(Records from a dataset)

= = = = =

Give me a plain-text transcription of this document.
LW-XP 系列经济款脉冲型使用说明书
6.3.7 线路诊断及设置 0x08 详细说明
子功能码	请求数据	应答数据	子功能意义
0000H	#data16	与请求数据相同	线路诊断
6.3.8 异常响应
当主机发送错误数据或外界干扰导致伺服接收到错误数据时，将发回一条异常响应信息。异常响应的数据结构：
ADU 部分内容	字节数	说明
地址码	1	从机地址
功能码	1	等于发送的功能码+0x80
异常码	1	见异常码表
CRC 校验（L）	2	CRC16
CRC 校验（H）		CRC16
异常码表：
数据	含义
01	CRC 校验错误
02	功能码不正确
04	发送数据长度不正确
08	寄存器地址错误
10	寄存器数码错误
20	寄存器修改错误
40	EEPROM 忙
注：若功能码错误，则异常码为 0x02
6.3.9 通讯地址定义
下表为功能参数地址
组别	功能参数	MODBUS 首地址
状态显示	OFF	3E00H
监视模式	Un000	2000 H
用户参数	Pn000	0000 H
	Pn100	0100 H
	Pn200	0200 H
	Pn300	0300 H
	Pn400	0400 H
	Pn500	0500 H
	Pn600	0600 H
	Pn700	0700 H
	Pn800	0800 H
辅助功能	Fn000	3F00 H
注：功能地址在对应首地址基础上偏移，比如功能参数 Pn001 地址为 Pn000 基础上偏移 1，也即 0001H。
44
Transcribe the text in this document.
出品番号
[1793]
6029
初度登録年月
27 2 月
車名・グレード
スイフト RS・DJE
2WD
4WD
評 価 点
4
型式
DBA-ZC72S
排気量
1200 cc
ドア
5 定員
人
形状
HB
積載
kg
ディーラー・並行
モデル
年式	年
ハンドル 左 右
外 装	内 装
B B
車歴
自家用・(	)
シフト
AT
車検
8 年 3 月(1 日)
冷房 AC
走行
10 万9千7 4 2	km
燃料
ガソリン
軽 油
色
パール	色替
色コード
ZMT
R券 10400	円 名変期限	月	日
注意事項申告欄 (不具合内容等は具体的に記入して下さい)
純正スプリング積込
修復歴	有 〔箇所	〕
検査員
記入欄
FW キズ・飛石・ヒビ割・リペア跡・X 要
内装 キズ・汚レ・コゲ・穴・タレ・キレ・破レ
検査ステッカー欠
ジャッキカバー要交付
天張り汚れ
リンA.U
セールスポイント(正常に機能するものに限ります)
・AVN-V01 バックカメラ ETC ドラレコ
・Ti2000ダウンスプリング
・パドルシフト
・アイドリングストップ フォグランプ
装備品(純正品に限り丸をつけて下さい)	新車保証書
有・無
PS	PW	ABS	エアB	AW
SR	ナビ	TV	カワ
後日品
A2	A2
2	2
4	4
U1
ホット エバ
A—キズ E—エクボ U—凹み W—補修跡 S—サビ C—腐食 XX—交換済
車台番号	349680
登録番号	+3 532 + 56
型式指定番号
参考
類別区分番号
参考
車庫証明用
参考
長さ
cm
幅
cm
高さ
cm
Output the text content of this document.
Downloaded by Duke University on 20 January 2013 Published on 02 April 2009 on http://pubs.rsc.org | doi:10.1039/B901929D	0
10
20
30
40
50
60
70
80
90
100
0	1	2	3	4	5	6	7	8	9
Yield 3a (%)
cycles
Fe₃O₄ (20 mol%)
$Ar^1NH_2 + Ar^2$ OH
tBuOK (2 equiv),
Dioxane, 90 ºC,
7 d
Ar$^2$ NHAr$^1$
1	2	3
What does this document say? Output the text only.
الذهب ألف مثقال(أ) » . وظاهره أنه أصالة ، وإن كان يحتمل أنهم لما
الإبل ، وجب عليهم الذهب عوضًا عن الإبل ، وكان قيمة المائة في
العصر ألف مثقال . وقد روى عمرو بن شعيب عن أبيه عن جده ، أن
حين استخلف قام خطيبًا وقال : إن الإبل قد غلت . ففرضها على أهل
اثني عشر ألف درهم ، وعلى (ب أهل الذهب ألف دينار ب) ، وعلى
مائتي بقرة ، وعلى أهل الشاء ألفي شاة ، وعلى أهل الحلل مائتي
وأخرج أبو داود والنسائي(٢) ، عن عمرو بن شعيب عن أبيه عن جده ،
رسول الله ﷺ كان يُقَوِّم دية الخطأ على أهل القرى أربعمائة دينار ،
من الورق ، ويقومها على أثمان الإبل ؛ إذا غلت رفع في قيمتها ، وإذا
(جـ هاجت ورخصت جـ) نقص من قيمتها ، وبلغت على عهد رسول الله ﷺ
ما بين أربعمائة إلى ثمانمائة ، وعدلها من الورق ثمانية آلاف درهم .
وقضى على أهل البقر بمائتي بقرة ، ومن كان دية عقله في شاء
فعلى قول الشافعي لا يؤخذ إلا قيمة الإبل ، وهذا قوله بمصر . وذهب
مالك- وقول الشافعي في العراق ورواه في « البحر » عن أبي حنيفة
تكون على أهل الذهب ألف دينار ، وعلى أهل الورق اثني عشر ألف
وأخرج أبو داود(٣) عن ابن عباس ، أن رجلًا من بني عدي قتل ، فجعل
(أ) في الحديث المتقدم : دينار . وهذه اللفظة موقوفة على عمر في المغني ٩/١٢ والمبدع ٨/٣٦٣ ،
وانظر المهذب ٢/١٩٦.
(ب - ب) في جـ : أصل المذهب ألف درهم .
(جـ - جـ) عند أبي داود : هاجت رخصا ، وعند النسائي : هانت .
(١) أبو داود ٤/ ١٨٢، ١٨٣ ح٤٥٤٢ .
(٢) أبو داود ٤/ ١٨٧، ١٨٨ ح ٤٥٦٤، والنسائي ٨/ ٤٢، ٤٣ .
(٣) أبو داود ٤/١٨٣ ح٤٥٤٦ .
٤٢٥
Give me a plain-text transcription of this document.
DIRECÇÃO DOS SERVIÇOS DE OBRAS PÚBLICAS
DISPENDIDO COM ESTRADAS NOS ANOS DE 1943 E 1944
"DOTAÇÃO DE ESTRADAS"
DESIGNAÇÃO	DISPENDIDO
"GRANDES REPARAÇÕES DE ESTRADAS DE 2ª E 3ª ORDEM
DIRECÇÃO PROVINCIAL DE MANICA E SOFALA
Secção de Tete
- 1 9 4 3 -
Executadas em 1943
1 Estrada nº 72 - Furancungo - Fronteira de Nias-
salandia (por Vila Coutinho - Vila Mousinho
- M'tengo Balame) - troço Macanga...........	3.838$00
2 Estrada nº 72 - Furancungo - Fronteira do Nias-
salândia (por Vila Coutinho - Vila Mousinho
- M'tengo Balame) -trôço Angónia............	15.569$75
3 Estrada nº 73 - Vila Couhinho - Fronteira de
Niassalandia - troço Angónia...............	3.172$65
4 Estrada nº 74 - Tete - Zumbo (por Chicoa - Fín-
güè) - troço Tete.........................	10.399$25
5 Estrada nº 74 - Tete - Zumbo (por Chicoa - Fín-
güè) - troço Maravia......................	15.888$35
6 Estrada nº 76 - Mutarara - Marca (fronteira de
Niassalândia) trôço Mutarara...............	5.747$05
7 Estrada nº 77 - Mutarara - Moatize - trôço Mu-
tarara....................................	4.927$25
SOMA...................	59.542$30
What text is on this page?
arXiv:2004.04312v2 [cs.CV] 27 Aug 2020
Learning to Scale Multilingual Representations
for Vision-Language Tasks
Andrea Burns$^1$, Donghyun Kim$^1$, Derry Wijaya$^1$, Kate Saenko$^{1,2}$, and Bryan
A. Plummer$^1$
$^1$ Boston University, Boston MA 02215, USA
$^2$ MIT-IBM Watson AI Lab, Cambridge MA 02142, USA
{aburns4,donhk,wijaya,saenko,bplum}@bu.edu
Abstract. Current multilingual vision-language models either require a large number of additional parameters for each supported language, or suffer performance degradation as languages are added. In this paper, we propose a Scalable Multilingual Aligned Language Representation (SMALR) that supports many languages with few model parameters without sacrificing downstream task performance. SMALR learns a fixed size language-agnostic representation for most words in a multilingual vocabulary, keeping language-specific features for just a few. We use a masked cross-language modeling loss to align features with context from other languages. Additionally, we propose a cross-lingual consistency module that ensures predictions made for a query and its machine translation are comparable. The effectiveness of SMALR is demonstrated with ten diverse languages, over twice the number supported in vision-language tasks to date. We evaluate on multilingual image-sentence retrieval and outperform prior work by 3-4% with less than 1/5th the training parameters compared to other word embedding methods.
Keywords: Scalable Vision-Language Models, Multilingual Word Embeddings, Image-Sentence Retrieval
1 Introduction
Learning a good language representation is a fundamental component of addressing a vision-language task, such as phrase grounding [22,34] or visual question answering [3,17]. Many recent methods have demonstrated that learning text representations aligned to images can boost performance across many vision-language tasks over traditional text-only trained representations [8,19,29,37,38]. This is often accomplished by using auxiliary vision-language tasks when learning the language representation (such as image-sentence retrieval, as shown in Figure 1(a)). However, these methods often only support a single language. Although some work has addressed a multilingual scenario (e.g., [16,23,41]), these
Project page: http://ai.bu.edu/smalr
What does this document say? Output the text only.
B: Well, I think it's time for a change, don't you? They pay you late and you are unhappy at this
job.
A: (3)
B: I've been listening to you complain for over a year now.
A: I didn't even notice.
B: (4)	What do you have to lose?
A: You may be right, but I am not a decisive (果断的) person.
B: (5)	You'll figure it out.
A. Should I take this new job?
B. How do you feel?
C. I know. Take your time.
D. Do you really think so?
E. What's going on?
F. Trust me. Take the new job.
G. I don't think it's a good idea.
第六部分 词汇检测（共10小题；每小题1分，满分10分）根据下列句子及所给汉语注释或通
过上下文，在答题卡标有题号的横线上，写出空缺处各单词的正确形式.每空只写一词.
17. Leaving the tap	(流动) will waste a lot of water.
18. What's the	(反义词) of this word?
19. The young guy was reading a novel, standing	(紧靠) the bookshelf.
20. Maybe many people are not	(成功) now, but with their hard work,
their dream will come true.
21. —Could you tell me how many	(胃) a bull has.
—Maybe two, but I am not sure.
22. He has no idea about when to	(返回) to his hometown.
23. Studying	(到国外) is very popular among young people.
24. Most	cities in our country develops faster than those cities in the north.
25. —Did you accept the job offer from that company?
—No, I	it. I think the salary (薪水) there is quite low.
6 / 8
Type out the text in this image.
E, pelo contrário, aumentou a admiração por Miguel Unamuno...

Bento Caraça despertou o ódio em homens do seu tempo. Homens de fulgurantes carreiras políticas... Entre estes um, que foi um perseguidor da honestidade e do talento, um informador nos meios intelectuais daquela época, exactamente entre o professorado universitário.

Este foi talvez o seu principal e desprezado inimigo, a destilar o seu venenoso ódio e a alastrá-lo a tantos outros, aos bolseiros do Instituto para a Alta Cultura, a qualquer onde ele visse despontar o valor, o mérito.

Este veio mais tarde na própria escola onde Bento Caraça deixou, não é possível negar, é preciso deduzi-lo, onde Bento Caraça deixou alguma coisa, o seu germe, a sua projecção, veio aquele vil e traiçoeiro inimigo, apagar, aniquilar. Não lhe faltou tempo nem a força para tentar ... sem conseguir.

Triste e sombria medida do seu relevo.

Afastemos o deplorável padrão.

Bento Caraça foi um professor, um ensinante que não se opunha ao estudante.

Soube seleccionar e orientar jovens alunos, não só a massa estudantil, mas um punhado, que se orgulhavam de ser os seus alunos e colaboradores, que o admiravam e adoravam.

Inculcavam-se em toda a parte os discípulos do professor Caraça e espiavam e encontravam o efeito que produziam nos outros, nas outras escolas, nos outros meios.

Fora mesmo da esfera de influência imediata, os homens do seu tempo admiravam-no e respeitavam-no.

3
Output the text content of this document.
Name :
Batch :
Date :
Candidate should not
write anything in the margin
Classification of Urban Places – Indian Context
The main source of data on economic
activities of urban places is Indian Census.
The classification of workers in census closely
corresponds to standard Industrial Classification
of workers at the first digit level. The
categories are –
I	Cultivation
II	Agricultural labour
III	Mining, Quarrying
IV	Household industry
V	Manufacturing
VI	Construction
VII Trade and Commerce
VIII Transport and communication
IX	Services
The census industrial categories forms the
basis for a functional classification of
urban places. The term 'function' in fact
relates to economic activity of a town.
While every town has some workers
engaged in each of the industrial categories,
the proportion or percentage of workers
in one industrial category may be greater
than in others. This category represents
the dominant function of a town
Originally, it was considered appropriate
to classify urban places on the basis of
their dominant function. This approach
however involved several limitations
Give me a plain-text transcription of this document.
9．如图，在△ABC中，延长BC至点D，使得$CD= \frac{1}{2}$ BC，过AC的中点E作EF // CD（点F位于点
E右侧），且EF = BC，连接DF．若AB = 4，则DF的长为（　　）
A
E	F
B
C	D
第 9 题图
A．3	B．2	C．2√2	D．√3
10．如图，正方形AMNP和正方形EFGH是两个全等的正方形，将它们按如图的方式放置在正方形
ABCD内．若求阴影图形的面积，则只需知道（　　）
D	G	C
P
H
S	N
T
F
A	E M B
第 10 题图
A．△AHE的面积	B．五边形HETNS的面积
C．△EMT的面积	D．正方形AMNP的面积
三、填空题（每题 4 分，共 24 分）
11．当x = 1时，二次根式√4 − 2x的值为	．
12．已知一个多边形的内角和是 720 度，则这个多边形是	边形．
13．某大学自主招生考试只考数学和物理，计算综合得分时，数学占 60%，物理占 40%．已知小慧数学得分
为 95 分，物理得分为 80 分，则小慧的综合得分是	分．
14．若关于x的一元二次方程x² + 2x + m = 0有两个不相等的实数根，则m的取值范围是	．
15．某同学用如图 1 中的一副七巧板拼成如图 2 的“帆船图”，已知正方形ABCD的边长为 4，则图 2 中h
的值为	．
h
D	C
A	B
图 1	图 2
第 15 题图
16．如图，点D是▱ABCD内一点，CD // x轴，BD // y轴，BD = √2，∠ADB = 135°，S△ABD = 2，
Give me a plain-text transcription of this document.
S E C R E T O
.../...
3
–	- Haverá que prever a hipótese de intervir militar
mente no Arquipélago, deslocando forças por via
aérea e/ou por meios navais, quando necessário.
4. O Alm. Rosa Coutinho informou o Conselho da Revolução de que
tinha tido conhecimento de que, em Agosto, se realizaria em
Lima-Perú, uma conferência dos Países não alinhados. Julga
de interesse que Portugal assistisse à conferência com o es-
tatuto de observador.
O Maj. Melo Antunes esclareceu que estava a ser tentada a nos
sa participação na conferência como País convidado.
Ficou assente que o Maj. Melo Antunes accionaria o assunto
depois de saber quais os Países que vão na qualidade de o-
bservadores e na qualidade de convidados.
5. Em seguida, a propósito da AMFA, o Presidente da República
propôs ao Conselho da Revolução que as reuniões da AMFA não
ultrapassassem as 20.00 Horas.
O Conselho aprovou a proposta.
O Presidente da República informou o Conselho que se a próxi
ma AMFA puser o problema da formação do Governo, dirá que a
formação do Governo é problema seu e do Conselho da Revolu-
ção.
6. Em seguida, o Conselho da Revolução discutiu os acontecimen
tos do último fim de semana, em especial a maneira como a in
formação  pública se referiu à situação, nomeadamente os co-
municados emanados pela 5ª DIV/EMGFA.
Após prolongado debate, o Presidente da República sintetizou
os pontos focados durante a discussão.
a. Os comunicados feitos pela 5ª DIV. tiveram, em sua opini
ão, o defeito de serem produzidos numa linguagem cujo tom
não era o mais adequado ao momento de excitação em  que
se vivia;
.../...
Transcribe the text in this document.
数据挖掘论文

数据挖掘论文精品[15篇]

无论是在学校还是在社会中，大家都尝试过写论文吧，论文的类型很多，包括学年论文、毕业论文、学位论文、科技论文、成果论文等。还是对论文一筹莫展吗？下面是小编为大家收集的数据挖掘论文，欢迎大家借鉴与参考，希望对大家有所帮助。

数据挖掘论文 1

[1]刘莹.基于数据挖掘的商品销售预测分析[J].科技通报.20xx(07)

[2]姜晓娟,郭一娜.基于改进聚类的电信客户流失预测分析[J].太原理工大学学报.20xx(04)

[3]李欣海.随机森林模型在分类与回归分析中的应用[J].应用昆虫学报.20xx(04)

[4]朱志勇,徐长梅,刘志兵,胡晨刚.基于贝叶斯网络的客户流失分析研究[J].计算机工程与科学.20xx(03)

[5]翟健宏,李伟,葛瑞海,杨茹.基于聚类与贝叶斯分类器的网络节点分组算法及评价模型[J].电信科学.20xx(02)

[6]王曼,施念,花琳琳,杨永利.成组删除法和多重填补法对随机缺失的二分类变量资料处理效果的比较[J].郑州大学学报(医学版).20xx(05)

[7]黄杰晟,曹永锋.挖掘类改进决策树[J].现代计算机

= = = = =

Given request
List every line above that contains the word "شعيب".

Completed task
العصر ألف مثقال . وقد روى عمرو بن شعيب عن أبيه عن جده ، أن
وأخرج أبو داود والنسائي(٢) ، عن عمرو بن شعيب عن أبيه عن جده ،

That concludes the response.